> _Task input_
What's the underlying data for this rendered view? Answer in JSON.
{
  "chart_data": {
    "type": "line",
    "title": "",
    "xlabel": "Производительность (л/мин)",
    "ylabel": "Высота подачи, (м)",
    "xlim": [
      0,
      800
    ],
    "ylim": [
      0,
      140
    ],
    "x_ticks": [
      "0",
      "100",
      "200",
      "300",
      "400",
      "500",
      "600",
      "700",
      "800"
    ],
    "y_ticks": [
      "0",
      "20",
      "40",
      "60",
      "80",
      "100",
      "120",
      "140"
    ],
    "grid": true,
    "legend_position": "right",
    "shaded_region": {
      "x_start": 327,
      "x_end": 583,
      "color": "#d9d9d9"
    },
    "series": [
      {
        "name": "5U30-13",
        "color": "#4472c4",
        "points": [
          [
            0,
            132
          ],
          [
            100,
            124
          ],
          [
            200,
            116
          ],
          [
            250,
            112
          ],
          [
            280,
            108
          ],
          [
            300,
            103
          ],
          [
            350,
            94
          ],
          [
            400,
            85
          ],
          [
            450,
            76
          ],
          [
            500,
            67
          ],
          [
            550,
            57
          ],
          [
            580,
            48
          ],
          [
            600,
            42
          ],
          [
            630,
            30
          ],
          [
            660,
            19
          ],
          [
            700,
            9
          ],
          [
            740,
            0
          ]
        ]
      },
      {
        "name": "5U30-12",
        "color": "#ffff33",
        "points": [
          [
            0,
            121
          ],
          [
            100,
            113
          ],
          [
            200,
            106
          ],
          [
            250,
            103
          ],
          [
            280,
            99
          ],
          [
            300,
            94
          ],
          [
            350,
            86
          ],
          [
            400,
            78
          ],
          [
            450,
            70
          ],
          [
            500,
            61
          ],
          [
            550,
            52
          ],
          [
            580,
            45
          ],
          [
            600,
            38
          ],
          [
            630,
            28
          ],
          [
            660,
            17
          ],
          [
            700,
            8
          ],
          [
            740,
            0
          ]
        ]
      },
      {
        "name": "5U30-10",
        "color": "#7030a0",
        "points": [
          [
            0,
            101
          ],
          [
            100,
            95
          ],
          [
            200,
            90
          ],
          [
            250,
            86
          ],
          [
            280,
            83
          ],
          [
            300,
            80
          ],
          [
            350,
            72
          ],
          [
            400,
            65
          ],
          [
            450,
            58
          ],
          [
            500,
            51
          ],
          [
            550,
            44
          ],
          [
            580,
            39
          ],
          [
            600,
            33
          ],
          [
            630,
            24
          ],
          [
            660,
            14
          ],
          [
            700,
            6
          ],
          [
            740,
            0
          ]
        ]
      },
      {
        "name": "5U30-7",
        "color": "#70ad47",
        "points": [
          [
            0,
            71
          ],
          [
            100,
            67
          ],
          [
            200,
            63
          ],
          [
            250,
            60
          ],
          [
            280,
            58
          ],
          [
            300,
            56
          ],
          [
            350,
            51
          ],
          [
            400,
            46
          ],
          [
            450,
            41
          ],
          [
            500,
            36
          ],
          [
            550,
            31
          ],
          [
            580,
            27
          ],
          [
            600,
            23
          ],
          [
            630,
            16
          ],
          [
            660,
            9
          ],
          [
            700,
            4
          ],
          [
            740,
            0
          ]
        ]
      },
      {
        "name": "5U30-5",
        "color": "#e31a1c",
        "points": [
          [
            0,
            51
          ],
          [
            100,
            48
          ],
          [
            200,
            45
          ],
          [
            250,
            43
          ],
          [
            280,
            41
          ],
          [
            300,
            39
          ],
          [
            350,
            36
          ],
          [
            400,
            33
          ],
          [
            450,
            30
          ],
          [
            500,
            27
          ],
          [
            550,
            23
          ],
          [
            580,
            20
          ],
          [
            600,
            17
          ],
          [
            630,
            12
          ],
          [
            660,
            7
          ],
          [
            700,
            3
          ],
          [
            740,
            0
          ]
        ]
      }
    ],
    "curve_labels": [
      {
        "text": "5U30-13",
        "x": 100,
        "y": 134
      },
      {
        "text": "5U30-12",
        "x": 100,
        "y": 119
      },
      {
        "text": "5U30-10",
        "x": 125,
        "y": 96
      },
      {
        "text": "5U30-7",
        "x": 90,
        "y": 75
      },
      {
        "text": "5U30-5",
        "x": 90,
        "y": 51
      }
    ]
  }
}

> _What you should do_
Determine how many lines include the word "text" and report that number by itself.

> _Task solution_
5